▶ [Data for the task]
──────────
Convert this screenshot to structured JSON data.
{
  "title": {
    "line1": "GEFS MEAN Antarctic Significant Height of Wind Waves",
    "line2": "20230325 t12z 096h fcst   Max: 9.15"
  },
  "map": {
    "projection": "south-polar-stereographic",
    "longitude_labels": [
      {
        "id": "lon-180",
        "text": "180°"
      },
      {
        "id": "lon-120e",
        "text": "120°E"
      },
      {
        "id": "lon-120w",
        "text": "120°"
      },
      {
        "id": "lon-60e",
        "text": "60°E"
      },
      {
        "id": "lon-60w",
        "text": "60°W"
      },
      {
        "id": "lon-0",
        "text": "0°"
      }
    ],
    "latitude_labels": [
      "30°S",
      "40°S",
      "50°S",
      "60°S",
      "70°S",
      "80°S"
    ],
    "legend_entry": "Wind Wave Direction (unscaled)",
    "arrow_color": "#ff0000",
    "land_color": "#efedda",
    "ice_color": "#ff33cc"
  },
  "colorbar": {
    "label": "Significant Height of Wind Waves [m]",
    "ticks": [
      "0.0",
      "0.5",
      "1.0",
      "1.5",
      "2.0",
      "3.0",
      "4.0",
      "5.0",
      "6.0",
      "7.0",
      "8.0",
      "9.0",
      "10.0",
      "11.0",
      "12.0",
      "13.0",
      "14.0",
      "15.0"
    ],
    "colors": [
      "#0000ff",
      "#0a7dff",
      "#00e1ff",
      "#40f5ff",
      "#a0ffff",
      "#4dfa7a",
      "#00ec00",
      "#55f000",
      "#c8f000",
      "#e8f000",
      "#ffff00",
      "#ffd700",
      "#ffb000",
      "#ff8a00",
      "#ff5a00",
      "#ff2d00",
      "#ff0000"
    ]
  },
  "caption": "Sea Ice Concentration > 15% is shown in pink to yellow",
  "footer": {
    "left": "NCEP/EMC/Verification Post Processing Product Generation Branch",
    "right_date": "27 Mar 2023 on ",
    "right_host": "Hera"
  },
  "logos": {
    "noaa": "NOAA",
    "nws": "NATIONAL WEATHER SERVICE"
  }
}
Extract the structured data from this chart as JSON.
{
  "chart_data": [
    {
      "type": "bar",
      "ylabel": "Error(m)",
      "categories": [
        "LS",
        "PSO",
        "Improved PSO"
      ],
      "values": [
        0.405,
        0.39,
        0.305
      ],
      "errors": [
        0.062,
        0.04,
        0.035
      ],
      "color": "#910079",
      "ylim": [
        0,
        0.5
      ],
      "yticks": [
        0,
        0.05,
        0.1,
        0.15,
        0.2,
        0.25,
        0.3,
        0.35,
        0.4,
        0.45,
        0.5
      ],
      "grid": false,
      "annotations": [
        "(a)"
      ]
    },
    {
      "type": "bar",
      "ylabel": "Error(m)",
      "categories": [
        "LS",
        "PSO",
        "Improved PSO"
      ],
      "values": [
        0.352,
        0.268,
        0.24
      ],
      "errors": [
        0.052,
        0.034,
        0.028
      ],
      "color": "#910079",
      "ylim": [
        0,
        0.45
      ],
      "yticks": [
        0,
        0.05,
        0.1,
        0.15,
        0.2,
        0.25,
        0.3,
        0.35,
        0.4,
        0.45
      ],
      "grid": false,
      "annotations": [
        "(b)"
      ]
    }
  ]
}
──────────
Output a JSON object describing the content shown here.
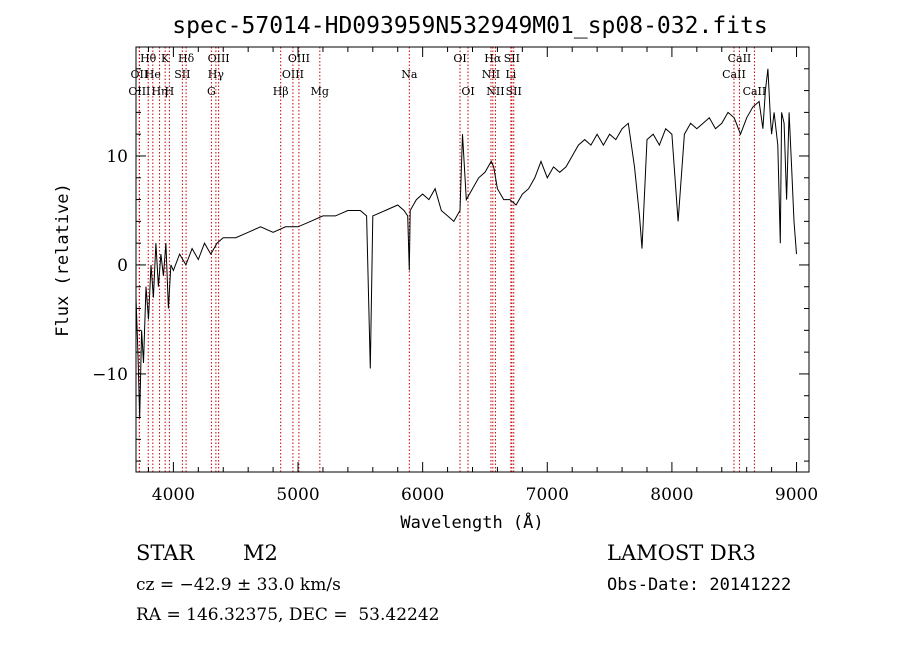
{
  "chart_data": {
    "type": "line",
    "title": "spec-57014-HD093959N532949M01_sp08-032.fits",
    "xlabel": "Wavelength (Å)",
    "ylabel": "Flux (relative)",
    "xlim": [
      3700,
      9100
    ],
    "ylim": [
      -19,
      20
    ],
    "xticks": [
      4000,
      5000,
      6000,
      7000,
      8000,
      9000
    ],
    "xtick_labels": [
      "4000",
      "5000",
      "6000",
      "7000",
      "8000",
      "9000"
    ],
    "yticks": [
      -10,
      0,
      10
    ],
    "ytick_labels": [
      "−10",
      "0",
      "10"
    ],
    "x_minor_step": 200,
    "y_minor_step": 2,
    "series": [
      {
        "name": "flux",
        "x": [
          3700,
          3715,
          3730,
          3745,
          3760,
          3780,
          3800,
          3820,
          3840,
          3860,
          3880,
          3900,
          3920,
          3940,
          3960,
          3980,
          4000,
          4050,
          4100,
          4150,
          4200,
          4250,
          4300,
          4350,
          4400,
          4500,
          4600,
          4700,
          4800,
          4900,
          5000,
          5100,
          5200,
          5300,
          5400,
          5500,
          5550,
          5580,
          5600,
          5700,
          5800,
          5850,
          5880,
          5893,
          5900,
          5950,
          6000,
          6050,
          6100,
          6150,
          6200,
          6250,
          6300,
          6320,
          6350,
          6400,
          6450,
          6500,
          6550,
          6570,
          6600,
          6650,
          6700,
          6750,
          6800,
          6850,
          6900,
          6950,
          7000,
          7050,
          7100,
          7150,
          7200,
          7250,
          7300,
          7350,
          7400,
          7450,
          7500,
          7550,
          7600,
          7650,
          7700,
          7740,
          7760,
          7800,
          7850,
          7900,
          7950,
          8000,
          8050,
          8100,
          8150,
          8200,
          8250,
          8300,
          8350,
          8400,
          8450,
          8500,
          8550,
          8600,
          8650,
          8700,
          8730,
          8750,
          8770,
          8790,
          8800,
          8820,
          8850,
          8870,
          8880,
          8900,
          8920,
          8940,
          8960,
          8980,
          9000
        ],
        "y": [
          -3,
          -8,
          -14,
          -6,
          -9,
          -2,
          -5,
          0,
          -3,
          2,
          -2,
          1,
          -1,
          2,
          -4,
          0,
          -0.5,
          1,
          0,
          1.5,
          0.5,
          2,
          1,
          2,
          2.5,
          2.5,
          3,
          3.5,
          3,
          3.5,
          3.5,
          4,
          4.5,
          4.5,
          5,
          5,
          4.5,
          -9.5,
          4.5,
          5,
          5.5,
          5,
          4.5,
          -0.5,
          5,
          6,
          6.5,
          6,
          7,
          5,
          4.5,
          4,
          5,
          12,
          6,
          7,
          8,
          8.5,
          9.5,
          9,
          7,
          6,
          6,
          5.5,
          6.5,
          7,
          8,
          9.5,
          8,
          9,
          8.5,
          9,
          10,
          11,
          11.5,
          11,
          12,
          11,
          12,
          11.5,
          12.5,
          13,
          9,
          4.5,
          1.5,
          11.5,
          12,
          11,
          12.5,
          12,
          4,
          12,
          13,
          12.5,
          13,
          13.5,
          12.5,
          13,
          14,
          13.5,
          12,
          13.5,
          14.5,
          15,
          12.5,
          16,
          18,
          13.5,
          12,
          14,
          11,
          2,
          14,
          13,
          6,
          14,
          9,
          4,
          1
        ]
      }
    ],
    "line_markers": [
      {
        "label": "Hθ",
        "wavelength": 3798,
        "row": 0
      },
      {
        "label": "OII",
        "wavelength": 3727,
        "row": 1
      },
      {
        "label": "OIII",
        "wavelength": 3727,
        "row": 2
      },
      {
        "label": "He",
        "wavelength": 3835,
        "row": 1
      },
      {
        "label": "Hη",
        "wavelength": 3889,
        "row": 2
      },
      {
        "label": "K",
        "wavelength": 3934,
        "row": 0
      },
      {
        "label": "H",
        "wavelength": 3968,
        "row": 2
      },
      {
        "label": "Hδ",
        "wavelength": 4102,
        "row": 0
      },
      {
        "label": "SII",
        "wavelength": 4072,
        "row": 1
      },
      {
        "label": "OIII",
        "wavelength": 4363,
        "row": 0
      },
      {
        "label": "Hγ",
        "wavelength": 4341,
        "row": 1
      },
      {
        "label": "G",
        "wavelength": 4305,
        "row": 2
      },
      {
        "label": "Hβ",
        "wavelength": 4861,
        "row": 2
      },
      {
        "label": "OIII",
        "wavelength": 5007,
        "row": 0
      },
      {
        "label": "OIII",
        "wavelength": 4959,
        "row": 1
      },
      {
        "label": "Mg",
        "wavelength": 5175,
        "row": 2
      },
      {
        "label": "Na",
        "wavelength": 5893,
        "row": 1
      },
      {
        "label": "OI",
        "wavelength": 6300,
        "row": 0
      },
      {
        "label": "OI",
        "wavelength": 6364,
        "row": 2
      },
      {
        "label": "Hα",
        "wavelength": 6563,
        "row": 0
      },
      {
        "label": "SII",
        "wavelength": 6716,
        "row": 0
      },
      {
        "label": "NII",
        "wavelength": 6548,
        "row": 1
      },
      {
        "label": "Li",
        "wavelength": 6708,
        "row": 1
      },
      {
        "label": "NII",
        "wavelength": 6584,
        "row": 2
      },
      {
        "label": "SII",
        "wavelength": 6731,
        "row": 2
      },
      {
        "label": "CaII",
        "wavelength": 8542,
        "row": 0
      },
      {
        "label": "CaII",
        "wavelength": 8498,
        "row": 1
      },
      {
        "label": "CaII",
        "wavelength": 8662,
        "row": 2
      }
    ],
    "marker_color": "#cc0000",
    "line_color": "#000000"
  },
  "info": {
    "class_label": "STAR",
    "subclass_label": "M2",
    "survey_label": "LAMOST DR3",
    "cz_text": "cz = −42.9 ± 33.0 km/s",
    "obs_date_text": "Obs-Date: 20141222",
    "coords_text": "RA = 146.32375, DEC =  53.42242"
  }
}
──────────
Copy out each line of the records where the string "this" appears.

▶ [Exercise solution]
Convert this screenshot to structured JSON data.
Extract the structured data from this chart as JSON.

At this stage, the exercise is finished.